• **What to do**
Find the lines holding "this" and copy them.

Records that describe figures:
_____

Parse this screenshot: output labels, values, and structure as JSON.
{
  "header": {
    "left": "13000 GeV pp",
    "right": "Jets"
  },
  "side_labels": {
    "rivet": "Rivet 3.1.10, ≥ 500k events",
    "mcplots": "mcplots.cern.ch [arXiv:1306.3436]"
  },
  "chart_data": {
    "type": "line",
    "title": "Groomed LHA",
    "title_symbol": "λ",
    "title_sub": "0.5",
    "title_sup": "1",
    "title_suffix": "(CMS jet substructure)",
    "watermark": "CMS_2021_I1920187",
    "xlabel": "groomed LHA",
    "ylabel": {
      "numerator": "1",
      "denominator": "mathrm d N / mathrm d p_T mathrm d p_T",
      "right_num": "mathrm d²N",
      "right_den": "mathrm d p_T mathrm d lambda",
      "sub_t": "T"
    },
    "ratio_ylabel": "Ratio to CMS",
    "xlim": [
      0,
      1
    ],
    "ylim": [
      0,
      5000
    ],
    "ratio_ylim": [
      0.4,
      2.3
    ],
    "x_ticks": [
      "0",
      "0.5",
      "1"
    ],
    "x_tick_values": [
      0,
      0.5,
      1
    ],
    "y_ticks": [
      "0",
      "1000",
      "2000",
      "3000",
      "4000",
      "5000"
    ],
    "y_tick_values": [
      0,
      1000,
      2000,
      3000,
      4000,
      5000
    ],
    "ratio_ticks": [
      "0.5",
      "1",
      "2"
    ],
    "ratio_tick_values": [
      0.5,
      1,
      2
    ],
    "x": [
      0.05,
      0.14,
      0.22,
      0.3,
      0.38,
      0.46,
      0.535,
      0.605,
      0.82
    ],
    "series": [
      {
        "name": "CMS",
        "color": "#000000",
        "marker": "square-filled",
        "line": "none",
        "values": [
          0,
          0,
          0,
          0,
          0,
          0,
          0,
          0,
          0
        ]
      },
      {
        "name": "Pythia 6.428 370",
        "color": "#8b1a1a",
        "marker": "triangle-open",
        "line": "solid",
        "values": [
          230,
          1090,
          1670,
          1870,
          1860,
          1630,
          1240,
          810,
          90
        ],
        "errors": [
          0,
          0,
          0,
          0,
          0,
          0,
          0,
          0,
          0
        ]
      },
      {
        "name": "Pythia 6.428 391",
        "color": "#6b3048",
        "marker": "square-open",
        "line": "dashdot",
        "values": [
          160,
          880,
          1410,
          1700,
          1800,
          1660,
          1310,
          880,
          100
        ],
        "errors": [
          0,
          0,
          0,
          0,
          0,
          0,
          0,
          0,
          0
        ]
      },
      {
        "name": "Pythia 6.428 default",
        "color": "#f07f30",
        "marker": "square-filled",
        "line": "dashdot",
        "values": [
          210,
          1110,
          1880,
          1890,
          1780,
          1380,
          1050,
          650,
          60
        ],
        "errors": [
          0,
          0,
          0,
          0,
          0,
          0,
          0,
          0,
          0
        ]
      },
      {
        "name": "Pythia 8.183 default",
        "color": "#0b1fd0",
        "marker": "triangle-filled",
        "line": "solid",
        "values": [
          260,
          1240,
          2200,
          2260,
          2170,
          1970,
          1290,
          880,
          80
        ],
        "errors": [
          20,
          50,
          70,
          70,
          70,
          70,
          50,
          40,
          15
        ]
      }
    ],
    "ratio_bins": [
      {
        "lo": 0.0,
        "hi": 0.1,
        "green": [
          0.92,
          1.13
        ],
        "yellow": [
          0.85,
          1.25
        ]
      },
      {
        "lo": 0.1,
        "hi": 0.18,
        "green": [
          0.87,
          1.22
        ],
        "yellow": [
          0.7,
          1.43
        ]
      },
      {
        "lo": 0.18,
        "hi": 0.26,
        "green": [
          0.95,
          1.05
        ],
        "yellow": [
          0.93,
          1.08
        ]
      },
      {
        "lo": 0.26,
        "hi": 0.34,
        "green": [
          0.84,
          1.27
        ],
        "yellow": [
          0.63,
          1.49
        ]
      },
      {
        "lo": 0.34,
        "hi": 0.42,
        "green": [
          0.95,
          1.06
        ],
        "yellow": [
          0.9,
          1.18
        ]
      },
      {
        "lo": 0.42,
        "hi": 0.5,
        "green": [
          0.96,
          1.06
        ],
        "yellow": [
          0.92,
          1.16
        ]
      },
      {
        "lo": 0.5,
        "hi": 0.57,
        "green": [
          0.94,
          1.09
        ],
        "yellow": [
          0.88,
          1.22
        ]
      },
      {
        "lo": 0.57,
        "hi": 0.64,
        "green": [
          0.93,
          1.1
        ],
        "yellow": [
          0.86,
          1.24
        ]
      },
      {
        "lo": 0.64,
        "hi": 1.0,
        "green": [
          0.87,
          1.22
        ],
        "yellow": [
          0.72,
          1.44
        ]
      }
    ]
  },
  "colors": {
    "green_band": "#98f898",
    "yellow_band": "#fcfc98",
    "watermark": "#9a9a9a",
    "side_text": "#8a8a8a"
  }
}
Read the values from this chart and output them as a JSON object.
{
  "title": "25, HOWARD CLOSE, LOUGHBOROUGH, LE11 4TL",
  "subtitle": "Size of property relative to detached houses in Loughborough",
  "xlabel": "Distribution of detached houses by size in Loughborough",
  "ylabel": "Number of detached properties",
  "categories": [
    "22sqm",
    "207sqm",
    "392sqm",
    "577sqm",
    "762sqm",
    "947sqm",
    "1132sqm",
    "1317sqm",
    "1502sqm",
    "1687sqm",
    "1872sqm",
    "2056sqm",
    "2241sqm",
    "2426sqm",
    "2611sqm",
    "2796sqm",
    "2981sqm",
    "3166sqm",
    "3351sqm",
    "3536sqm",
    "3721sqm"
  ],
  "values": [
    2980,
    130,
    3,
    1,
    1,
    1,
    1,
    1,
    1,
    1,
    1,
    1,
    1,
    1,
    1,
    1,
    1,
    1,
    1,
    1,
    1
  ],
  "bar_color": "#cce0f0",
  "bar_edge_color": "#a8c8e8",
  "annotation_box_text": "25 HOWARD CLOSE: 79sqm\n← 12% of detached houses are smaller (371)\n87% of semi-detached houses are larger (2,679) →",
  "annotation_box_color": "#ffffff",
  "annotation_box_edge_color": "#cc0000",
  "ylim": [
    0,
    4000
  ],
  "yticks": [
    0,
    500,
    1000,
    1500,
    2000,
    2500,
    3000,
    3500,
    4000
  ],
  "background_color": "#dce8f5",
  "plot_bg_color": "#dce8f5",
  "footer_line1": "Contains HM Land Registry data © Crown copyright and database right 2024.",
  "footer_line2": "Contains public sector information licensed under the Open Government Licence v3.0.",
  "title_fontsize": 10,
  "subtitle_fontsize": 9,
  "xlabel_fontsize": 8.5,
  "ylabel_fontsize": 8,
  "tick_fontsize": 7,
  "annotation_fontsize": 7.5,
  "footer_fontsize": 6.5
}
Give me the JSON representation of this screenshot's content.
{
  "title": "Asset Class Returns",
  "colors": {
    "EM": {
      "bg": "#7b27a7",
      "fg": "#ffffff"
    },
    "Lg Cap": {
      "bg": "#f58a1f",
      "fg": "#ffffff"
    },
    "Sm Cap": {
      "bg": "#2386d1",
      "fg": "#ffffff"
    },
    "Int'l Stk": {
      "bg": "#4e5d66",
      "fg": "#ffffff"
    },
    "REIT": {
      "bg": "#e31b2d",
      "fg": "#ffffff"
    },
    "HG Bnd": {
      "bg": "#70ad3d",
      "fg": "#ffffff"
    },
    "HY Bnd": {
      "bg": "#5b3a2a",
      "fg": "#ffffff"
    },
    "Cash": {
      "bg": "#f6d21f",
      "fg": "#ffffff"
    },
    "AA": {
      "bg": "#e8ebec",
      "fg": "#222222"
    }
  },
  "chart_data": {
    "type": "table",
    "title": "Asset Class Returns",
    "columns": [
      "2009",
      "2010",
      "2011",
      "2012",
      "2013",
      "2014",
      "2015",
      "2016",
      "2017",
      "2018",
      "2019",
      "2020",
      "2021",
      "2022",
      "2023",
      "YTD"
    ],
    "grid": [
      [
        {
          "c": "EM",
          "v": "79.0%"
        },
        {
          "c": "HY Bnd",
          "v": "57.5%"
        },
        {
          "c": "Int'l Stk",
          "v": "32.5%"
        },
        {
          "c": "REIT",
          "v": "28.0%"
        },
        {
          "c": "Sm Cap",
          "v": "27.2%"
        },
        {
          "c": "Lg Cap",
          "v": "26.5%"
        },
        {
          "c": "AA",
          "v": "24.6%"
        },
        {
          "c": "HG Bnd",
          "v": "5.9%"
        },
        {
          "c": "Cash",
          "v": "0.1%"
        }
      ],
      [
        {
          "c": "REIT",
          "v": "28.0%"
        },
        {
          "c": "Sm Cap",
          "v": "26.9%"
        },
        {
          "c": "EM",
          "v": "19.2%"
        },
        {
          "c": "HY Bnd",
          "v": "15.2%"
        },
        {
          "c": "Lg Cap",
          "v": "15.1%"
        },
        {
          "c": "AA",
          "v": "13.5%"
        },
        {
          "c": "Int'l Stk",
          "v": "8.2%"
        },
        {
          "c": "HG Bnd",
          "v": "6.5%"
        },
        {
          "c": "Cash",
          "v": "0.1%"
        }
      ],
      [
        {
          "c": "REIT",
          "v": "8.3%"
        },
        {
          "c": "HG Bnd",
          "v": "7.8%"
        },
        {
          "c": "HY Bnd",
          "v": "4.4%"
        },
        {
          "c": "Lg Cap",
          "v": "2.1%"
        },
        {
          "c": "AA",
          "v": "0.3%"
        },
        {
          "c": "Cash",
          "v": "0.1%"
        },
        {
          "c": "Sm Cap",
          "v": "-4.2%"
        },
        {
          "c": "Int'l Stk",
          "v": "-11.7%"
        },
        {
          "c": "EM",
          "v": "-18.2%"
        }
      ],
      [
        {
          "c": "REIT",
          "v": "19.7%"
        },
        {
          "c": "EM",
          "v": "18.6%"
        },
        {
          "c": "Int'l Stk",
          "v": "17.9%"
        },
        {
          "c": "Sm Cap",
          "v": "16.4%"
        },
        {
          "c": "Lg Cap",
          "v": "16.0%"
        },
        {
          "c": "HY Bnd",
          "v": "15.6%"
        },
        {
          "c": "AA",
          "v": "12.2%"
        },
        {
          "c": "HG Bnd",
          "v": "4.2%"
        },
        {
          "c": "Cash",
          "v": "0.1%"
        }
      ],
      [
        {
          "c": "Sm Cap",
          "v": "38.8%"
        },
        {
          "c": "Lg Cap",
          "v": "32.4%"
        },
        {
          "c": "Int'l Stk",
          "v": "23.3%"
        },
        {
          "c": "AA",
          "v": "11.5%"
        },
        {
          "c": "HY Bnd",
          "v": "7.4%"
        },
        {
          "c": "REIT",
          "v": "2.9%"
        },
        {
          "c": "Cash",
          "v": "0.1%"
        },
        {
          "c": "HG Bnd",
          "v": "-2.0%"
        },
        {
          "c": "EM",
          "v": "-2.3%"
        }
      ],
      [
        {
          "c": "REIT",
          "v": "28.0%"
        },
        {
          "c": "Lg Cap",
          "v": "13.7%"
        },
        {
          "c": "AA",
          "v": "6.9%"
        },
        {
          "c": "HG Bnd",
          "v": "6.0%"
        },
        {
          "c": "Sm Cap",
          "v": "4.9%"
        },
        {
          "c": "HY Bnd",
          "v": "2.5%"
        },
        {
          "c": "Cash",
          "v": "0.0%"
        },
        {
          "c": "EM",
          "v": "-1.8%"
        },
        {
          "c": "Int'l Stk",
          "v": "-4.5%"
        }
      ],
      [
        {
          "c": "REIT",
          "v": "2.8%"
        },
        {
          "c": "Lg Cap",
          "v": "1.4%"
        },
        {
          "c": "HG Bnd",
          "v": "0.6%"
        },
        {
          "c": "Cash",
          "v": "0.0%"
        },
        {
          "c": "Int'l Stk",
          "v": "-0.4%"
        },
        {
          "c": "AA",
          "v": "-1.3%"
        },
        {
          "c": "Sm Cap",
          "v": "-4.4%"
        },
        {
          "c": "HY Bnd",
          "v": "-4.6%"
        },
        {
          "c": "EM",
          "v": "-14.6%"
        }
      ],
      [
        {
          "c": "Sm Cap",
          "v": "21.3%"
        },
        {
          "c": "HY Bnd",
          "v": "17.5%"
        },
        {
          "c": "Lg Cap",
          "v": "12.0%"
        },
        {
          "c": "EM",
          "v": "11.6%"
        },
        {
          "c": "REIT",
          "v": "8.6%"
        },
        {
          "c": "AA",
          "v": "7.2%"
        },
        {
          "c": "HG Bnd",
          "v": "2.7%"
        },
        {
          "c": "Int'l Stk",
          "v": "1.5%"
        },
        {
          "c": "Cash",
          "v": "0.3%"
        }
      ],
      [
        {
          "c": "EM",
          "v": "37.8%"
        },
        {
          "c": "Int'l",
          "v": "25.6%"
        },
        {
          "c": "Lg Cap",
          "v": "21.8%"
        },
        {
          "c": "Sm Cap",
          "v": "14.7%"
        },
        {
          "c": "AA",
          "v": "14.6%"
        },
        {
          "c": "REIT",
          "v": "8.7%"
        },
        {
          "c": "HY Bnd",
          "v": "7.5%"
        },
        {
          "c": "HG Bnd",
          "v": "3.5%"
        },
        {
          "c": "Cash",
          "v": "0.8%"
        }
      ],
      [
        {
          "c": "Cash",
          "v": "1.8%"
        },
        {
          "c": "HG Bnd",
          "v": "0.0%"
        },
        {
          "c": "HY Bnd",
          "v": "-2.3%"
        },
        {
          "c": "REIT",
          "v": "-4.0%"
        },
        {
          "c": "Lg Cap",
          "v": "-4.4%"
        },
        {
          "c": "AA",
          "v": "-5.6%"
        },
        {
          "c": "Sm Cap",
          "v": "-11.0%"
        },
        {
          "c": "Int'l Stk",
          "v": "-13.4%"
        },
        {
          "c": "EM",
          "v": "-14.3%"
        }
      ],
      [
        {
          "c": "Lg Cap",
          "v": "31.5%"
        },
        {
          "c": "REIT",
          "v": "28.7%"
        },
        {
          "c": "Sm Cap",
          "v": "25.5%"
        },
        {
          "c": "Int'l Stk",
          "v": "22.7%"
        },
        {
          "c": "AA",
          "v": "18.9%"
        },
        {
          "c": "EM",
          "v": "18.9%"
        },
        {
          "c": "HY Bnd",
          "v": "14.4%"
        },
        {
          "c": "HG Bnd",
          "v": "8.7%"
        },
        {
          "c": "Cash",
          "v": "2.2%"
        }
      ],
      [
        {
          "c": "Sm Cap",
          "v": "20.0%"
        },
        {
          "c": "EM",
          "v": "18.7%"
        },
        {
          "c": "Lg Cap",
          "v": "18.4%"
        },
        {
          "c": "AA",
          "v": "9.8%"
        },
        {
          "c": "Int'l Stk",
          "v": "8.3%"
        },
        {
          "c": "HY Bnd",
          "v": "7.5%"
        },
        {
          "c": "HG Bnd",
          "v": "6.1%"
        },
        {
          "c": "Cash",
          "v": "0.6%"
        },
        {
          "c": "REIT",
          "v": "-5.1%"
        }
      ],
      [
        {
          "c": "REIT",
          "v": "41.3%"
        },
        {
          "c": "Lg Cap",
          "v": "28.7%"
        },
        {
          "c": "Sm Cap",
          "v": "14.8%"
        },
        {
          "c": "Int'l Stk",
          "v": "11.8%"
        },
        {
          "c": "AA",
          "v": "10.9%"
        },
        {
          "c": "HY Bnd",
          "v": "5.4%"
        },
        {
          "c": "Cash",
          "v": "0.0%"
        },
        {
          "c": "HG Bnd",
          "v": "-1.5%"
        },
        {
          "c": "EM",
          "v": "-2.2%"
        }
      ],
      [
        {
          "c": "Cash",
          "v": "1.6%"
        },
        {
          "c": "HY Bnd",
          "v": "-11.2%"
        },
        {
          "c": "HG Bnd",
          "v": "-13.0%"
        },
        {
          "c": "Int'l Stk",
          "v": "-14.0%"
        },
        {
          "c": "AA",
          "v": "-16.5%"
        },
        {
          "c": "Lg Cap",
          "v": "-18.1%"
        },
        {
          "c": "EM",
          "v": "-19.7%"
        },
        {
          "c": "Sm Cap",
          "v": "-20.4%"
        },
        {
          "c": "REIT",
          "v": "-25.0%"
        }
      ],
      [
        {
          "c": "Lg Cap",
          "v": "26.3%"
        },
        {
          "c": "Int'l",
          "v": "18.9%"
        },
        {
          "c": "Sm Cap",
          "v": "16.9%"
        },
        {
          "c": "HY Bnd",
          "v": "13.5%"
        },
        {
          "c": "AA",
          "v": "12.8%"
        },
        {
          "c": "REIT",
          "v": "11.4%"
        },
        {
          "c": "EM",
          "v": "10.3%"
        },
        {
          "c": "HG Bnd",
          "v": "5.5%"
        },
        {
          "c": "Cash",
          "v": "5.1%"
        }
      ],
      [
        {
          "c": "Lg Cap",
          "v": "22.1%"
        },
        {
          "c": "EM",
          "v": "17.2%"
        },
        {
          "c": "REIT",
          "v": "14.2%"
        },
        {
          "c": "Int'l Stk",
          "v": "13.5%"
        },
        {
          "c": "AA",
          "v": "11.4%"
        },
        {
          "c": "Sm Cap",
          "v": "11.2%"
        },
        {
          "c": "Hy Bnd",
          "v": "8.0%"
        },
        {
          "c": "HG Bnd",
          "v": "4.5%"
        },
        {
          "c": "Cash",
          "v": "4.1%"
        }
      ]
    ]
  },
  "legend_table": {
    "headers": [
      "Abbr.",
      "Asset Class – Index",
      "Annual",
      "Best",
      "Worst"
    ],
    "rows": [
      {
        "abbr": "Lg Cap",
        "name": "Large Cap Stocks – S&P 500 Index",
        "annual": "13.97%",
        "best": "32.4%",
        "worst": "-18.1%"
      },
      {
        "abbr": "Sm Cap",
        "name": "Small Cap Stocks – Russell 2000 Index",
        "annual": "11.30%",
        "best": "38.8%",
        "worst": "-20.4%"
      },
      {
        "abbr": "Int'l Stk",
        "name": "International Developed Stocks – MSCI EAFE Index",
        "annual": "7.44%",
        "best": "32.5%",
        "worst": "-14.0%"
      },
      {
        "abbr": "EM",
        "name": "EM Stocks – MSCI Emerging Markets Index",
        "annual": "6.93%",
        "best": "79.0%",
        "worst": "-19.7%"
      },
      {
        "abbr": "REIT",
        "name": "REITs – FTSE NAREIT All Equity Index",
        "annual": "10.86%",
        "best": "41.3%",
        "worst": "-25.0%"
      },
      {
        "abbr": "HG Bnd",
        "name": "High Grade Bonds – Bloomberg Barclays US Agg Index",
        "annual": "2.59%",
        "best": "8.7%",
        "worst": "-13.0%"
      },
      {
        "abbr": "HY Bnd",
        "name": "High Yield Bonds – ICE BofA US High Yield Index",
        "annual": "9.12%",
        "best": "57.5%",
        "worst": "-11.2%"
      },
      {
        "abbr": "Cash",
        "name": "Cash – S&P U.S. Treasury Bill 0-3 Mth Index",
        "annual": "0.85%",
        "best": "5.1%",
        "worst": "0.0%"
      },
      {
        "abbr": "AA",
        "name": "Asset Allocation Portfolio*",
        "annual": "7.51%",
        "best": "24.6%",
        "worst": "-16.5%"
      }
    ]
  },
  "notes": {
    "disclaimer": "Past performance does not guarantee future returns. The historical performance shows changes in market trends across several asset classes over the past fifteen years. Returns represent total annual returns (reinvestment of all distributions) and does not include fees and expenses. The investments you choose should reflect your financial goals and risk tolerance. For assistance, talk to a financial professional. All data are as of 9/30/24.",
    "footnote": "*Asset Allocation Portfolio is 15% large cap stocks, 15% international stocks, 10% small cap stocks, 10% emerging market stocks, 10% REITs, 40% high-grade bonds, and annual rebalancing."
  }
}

_____

• **Task solution**
Parse this screenshot: output labels, values, and structure as JSON.
Read the values from this chart and output them as a JSON object.
Give me the JSON representation of this screenshot's content.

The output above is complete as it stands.